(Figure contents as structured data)
--

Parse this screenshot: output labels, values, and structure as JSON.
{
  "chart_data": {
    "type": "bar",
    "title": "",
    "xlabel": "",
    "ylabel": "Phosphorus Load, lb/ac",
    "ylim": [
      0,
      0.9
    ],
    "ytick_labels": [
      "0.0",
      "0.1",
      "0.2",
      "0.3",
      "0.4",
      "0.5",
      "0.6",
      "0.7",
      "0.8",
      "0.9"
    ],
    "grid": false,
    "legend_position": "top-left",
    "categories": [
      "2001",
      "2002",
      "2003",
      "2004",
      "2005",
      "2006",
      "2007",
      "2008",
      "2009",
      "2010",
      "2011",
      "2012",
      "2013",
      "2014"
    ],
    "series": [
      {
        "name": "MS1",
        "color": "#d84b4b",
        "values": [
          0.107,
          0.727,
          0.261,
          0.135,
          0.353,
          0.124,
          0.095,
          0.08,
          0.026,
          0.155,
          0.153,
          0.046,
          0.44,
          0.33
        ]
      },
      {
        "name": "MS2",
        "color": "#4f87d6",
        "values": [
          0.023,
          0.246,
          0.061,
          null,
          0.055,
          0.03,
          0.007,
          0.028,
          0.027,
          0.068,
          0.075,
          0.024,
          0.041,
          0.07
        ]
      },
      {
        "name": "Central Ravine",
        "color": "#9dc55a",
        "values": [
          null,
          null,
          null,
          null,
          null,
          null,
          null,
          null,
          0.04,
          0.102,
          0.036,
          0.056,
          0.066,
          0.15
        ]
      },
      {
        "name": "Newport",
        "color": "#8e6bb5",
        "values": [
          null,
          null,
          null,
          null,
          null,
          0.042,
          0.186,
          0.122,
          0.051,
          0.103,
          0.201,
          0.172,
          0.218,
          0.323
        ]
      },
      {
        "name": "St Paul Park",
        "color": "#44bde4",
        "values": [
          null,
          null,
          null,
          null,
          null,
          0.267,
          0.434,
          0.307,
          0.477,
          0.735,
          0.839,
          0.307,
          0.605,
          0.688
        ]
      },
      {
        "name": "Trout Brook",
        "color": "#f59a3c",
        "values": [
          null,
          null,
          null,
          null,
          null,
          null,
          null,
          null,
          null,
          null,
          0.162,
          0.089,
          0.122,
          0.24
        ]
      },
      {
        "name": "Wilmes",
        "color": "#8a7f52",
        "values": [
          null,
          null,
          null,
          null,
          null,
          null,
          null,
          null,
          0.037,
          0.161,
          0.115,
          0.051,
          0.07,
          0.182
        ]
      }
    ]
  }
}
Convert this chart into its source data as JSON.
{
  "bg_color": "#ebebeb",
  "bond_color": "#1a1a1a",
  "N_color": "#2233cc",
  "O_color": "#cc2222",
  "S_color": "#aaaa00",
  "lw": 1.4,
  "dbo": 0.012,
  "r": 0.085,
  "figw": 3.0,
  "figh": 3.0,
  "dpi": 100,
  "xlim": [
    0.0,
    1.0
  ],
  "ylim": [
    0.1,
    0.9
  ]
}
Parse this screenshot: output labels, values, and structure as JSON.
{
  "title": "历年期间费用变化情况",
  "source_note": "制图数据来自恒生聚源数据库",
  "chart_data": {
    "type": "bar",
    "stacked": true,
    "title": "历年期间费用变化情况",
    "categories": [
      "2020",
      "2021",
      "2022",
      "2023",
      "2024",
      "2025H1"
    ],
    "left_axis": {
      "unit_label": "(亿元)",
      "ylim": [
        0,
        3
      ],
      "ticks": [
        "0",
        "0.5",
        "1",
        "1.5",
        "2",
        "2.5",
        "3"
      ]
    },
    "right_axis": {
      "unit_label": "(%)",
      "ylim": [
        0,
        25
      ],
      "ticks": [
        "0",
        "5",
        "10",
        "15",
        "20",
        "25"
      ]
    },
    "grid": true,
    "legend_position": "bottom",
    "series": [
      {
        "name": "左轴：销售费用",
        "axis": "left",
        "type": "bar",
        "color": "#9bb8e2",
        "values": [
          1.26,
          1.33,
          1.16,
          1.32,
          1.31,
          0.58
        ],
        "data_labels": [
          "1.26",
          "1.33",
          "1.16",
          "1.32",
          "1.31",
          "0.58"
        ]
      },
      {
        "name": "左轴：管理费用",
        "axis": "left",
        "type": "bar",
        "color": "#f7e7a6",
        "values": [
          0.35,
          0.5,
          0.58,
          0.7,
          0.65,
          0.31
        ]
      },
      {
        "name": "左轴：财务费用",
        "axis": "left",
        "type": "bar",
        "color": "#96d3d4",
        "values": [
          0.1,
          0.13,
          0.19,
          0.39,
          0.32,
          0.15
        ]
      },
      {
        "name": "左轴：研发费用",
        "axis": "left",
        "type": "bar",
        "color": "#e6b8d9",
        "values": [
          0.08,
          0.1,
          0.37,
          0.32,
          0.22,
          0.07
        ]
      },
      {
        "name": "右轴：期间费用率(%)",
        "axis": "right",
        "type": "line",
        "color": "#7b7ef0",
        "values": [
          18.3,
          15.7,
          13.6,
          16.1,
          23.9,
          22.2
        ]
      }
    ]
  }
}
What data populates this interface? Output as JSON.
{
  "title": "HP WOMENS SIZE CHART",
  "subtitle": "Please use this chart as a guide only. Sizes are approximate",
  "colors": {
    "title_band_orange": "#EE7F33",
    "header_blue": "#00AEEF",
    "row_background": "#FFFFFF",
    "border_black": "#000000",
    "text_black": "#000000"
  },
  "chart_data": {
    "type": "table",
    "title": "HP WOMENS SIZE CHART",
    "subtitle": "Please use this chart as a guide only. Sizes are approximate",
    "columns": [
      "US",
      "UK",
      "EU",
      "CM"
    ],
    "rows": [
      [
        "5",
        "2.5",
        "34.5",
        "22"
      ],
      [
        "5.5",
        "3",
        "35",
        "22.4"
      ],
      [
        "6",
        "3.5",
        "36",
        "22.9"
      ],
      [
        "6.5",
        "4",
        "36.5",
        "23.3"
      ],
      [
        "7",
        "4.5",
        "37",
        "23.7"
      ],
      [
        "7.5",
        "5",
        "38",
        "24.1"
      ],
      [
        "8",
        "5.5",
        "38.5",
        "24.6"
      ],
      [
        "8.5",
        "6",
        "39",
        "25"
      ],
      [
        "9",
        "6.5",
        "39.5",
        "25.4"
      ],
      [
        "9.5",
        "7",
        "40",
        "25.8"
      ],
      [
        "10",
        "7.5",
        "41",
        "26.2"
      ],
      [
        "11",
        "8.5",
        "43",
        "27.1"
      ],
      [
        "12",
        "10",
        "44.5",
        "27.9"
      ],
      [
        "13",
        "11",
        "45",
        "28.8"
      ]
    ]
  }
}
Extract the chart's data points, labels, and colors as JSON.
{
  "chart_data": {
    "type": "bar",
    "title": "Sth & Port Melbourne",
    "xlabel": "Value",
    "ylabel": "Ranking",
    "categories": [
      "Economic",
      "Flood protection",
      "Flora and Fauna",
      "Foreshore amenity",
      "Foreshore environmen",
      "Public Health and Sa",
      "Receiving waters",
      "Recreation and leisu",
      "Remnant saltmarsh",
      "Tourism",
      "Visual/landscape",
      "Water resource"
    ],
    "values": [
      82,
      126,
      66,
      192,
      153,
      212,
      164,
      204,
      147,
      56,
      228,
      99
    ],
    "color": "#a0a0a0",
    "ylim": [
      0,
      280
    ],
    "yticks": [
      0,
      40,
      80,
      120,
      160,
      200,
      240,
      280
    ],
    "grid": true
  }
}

--

*GIVEN INSTRUCTION*. Retype the material in full, character for character.

*COMPLETE ANSWER*.
Parse this screenshot: output labels, values, and structure as JSON.
{
  "chart_data": {
    "type": "bar",
    "title": "",
    "xlabel": "",
    "ylabel": "Phosphorus Load, lb/ac",
    "ylim": [
      0,
      0.9
    ],
    "ytick_labels": [
      "0.0",
      "0.1",
      "0.2",
      "0.3",
      "0.4",
      "0.5",
      "0.6",
      "0.7",
      "0.8",
      "0.9"
    ],
    "grid": false,
    "legend_position": "top-left",
    "categories": [
      "2001",
      "2002",
      "2003",
      "2004",
      "2005",
      "2006",
      "2007",
      "2008",
      "2009",
      "2010",
      "2011",
      "2012",
      "2013",
      "2014"
    ],
    "series": [
      {
        "name": "MS1",
        "color": "#d84b4b",
        "values": [
          0.107,
          0.727,
          0.261,
          0.135,
          0.353,
          0.124,
          0.095,
          0.08,
          0.026,
          0.155,
          0.153,
          0.046,
          0.44,
          0.33
        ]
      },
      {
        "name": "MS2",
        "color": "#4f87d6",
        "values": [
          0.023,
          0.246,
          0.061,
          null,
          0.055,
          0.03,
          0.007,
          0.028,
          0.027,
          0.068,
          0.075,
          0.024,
          0.041,
          0.07
        ]
      },
      {
        "name": "Central Ravine",
        "color": "#9dc55a",
        "values": [
          null,
          null,
          null,
          null,
          null,
          null,
          null,
          null,
          0.04,
          0.102,
          0.036,
          0.056,
          0.066,
          0.15
        ]
      },
      {
        "name": "Newport",
        "color": "#8e6bb5",
        "values": [
          null,
          null,
          null,
          null,
          null,
          0.042,
          0.186,
          0.122,
          0.051,
          0.103,
          0.201,
          0.172,
          0.218,
          0.323
        ]
      },
      {
        "name": "St Paul Park",
        "color": "#44bde4",
        "values": [
          null,
          null,
          null,
          null,
          null,
          0.267,
          0.434,
          0.307,
          0.477,
          0.735,
          0.839,
          0.307,
          0.605,
          0.688
        ]
      },
      {
        "name": "Trout Brook",
        "color": "#f59a3c",
        "values": [
          null,
          null,
          null,
          null,
          null,
          null,
          null,
          null,
          null,
          null,
          0.162,
          0.089,
          0.122,
          0.24
        ]
      },
      {
        "name": "Wilmes",
        "color": "#8a7f52",
        "values": [
          null,
          null,
          null,
          null,
          null,
          null,
          null,
          null,
          0.037,
          0.161,
          0.115,
          0.051,
          0.07,
          0.182
        ]
      }
    ]
  }
}
Convert this chart into its source data as JSON.
{
  "bg_color": "#ebebeb",
  "bond_color": "#1a1a1a",
  "N_color": "#2233cc",
  "O_color": "#cc2222",
  "S_color": "#aaaa00",
  "lw": 1.4,
  "dbo": 0.012,
  "r": 0.085,
  "figw": 3.0,
  "figh": 3.0,
  "dpi": 100,
  "xlim": [
    0.0,
    1.0
  ],
  "ylim": [
    0.1,
    0.9
  ]
}
Parse this screenshot: output labels, values, and structure as JSON.
{
  "title": "历年期间费用变化情况",
  "source_note": "制图数据来自恒生聚源数据库",
  "chart_data": {
    "type": "bar",
    "stacked": true,
    "title": "历年期间费用变化情况",
    "categories": [
      "2020",
      "2021",
      "2022",
      "2023",
      "2024",
      "2025H1"
    ],
    "left_axis": {
      "unit_label": "(亿元)",
      "ylim": [
        0,
        3
      ],
      "ticks": [
        "0",
        "0.5",
        "1",
        "1.5",
        "2",
        "2.5",
        "3"
      ]
    },
    "right_axis": {
      "unit_label": "(%)",
      "ylim": [
        0,
        25
      ],
      "ticks": [
        "0",
        "5",
        "10",
        "15",
        "20",
        "25"
      ]
    },
    "grid": true,
    "legend_position": "bottom",
    "series": [
      {
        "name": "左轴：销售费用",
        "axis": "left",
        "type": "bar",
        "color": "#9bb8e2",
        "values": [
          1.26,
          1.33,
          1.16,
          1.32,
          1.31,
          0.58
        ],
        "data_labels": [
          "1.26",
          "1.33",
          "1.16",
          "1.32",
          "1.31",
          "0.58"
        ]
      },
      {
        "name": "左轴：管理费用",
        "axis": "left",
        "type": "bar",
        "color": "#f7e7a6",
        "values": [
          0.35,
          0.5,
          0.58,
          0.7,
          0.65,
          0.31
        ]
      },
      {
        "name": "左轴：财务费用",
        "axis": "left",
        "type": "bar",
        "color": "#96d3d4",
        "values": [
          0.1,
          0.13,
          0.19,
          0.39,
          0.32,
          0.15
        ]
      },
      {
        "name": "左轴：研发费用",
        "axis": "left",
        "type": "bar",
        "color": "#e6b8d9",
        "values": [
          0.08,
          0.1,
          0.37,
          0.32,
          0.22,
          0.07
        ]
      },
      {
        "name": "右轴：期间费用率(%)",
        "axis": "right",
        "type": "line",
        "color": "#7b7ef0",
        "values": [
          18.3,
          15.7,
          13.6,
          16.1,
          23.9,
          22.2
        ]
      }
    ]
  }
}
What data populates this interface? Output as JSON.
{
  "title": "HP WOMENS SIZE CHART",
  "subtitle": "Please use this chart as a guide only. Sizes are approximate",
  "colors": {
    "title_band_orange": "#EE7F33",
    "header_blue": "#00AEEF",
    "row_background": "#FFFFFF",
    "border_black": "#000000",
    "text_black": "#000000"
  },
  "chart_data": {
    "type": "table",
    "title": "HP WOMENS SIZE CHART",
    "subtitle": "Please use this chart as a guide only. Sizes are approximate",
    "columns": [
      "US",
      "UK",
      "EU",
      "CM"
    ],
    "rows": [
      [
        "5",
        "2.5",
        "34.5",
        "22"
      ],
      [
        "5.5",
        "3",
        "35",
        "22.4"
      ],
      [
        "6",
        "3.5",
        "36",
        "22.9"
      ],
      [
        "6.5",
        "4",
        "36.5",
        "23.3"
      ],
      [
        "7",
        "4.5",
        "37",
        "23.7"
      ],
      [
        "7.5",
        "5",
        "38",
        "24.1"
      ],
      [
        "8",
        "5.5",
        "38.5",
        "24.6"
      ],
      [
        "8.5",
        "6",
        "39",
        "25"
      ],
      [
        "9",
        "6.5",
        "39.5",
        "25.4"
      ],
      [
        "9.5",
        "7",
        "40",
        "25.8"
      ],
      [
        "10",
        "7.5",
        "41",
        "26.2"
      ],
      [
        "11",
        "8.5",
        "43",
        "27.1"
      ],
      [
        "12",
        "10",
        "44.5",
        "27.9"
      ],
      [
        "13",
        "11",
        "45",
        "28.8"
      ]
    ]
  }
}
Extract the chart's data points, labels, and colors as JSON.
{
  "chart_data": {
    "type": "bar",
    "title": "Sth & Port Melbourne",
    "xlabel": "Value",
    "ylabel": "Ranking",
    "categories": [
      "Economic",
      "Flood protection",
      "Flora and Fauna",
      "Foreshore amenity",
      "Foreshore environmen",
      "Public Health and Sa",
      "Receiving waters",
      "Recreation and leisu",
      "Remnant saltmarsh",
      "Tourism",
      "Visual/landscape",
      "Water resource"
    ],
    "values": [
      82,
      126,
      66,
      192,
      153,
      212,
      164,
      204,
      147,
      56,
      228,
      99
    ],
    "color": "#a0a0a0",
    "ylim": [
      0,
      280
    ],
    "yticks": [
      0,
      40,
      80,
      120,
      160,
      200,
      240,
      280
    ],
    "grid": true
  }
}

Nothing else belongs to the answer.